#### WHAT TO PRODUCE:
Write out the whole listing again, exactly as given.

#### Items from a data source:
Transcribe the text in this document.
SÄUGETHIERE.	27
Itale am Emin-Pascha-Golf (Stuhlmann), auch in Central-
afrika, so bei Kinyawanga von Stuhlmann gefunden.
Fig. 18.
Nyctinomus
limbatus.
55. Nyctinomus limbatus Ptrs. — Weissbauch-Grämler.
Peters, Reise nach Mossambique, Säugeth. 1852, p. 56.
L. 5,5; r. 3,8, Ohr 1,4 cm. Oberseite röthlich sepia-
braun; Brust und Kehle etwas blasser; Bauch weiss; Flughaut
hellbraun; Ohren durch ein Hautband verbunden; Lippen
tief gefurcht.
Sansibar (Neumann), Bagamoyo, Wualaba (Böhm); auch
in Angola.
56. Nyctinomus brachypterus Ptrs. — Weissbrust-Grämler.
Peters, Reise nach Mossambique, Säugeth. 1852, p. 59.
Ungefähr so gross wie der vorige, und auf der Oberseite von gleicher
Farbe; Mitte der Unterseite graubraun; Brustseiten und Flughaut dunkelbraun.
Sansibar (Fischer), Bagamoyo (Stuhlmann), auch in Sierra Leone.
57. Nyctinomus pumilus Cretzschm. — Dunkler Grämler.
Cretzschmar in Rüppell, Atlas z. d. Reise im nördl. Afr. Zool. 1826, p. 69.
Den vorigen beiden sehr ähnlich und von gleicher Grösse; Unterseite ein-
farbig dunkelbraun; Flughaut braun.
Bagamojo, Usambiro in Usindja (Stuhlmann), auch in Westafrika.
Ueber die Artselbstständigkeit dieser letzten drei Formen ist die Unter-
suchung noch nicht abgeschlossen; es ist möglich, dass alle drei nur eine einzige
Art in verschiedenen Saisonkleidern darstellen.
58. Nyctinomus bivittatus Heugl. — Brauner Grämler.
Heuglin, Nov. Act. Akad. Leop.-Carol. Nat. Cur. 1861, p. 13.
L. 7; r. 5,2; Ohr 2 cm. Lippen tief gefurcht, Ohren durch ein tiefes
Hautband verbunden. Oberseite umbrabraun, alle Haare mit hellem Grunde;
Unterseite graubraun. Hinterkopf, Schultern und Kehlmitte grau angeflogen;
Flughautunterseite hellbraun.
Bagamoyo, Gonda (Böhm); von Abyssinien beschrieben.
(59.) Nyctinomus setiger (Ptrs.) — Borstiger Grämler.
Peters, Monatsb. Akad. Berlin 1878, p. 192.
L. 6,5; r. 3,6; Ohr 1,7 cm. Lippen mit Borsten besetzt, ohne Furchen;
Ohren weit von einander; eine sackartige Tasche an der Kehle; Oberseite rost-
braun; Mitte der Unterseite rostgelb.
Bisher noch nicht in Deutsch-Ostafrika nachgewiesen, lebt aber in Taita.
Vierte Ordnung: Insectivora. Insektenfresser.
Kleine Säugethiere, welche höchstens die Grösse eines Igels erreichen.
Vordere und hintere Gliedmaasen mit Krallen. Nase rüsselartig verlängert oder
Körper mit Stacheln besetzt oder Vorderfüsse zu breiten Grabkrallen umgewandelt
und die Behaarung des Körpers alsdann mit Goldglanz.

#### RESPONSE:
Transcribe the text in this document.
SÄUGETHIERE.	27
Itale am Emin-Pascha-Golf (Stuhlmann), auch in Central-
afrika, so bei Kinyawanga von Stuhlmann gefunden.
Fig. 18.
Nyctinomus
limbatus.
55. Nyctinomus limbatus Ptrs. — Weissbauch-Grämler.
Peters, Reise nach Mossambique, Säugeth. 1852, p. 56.
L. 5,5; r. 3,8, Ohr 1,4 cm. Oberseite röthlich sepia-
braun; Brust und Kehle etwas blasser; Bauch weiss; Flughaut
hellbraun; Ohren durch ein Hautband verbunden; Lippen
tief gefurcht.
Sansibar (Neumann), Bagamoyo, Wualaba (Böhm); auch
in Angola.
56. Nyctinomus brachypterus Ptrs. — Weissbrust-Grämler.
Peters, Reise nach Mossambique, Säugeth. 1852, p. 59.
Ungefähr so gross wie der vorige, und auf der Oberseite von gleicher
Farbe; Mitte der Unterseite graubraun; Brustseiten und Flughaut dunkelbraun.
Sansibar (Fischer), Bagamoyo (Stuhlmann), auch in Sierra Leone.
57. Nyctinomus pumilus Cretzschm. — Dunkler Grämler.
Cretzschmar in Rüppell, Atlas z. d. Reise im nördl. Afr. Zool. 1826, p. 69.
Den vorigen beiden sehr ähnlich und von gleicher Grösse; Unterseite ein-
farbig dunkelbraun; Flughaut braun.
Bagamojo, Usambiro in Usindja (Stuhlmann), auch in Westafrika.
Ueber die Artselbstständigkeit dieser letzten drei Formen ist die Unter-
suchung noch nicht abgeschlossen; es ist möglich, dass alle drei nur eine einzige
Art in verschiedenen Saisonkleidern darstellen.
58. Nyctinomus bivittatus Heugl. — Brauner Grämler.
Heuglin, Nov. Act. Akad. Leop.-Carol. Nat. Cur. 1861, p. 13.
L. 7; r. 5,2; Ohr 2 cm. Lippen tief gefurcht, Ohren durch ein tiefes
Hautband verbunden. Oberseite umbrabraun, alle Haare mit hellem Grunde;
Unterseite graubraun. Hinterkopf, Schultern und Kehlmitte grau angeflogen;
Flughautunterseite hellbraun.
Bagamoyo, Gonda (Böhm); von Abyssinien beschrieben.
(59.) Nyctinomus setiger (Ptrs.) — Borstiger Grämler.
Peters, Monatsb. Akad. Berlin 1878, p. 192.
L. 6,5; r. 3,6; Ohr 1,7 cm. Lippen mit Borsten besetzt, ohne Furchen;
Ohren weit von einander; eine sackartige Tasche an der Kehle; Oberseite rost-
braun; Mitte der Unterseite rostgelb.
Bisher noch nicht in Deutsch-Ostafrika nachgewiesen, lebt aber in Taita.
Vierte Ordnung: Insectivora. Insektenfresser.
Kleine Säugethiere, welche höchstens die Grösse eines Igels erreichen.
Vordere und hintere Gliedmaasen mit Krallen. Nase rüsselartig verlängert oder
Körper mit Stacheln besetzt oder Vorderfüsse zu breiten Grabkrallen umgewandelt
und die Behaarung des Körpers alsdann mit Goldglanz.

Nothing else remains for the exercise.